AIM OF THE EXERCISE -
Give every line from the entries that contains "water".
- - -
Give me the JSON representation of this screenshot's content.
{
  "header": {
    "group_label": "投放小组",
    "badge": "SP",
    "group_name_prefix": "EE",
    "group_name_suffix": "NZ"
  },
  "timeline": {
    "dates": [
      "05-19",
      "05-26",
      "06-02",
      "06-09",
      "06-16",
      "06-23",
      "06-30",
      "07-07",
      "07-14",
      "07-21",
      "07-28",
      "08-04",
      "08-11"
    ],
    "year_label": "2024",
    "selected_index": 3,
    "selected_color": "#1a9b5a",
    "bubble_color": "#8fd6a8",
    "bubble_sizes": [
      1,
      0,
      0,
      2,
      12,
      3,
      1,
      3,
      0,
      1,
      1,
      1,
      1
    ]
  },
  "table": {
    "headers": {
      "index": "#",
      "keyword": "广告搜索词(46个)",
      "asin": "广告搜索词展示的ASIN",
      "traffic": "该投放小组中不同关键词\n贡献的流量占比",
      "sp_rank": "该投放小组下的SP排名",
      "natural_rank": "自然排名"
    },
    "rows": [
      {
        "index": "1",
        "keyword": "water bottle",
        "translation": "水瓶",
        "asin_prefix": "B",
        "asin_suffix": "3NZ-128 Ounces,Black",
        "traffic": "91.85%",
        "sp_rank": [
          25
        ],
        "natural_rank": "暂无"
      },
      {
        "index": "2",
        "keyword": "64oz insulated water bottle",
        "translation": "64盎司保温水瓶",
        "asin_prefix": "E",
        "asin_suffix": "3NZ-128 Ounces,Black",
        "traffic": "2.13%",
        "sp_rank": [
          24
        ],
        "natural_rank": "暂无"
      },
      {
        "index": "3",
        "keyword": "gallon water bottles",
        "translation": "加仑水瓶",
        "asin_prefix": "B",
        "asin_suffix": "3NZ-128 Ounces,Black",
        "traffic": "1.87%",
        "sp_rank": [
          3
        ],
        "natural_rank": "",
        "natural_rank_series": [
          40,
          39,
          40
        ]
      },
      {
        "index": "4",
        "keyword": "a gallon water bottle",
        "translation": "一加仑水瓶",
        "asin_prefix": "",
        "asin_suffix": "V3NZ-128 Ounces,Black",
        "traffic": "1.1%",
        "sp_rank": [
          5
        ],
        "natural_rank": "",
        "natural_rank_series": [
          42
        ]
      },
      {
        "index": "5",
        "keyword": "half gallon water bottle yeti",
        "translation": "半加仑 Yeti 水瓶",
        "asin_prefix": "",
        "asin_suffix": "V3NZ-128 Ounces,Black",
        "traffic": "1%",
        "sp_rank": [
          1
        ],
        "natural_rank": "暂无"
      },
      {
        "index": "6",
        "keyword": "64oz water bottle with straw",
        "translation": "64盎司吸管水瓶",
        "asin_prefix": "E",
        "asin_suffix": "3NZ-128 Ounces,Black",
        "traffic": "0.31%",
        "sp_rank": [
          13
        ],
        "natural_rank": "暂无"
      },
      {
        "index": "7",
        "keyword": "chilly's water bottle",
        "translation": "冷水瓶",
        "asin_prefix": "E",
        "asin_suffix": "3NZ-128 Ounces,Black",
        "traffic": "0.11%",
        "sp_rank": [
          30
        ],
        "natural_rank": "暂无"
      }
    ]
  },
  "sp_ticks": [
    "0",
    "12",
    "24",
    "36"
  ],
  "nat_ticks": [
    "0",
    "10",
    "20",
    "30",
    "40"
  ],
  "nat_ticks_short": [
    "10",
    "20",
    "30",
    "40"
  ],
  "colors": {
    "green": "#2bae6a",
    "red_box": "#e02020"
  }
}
- - -
THE REPLY -
        "keyword": "water bottle",
        "keyword": "64oz insulated water bottle",
        "keyword": "gallon water bottles",
        "keyword": "a gallon water bottle",
        "keyword": "half gallon water bottle yeti",
        "keyword": "64oz water bottle with straw",
        "keyword": "chilly's water bottle",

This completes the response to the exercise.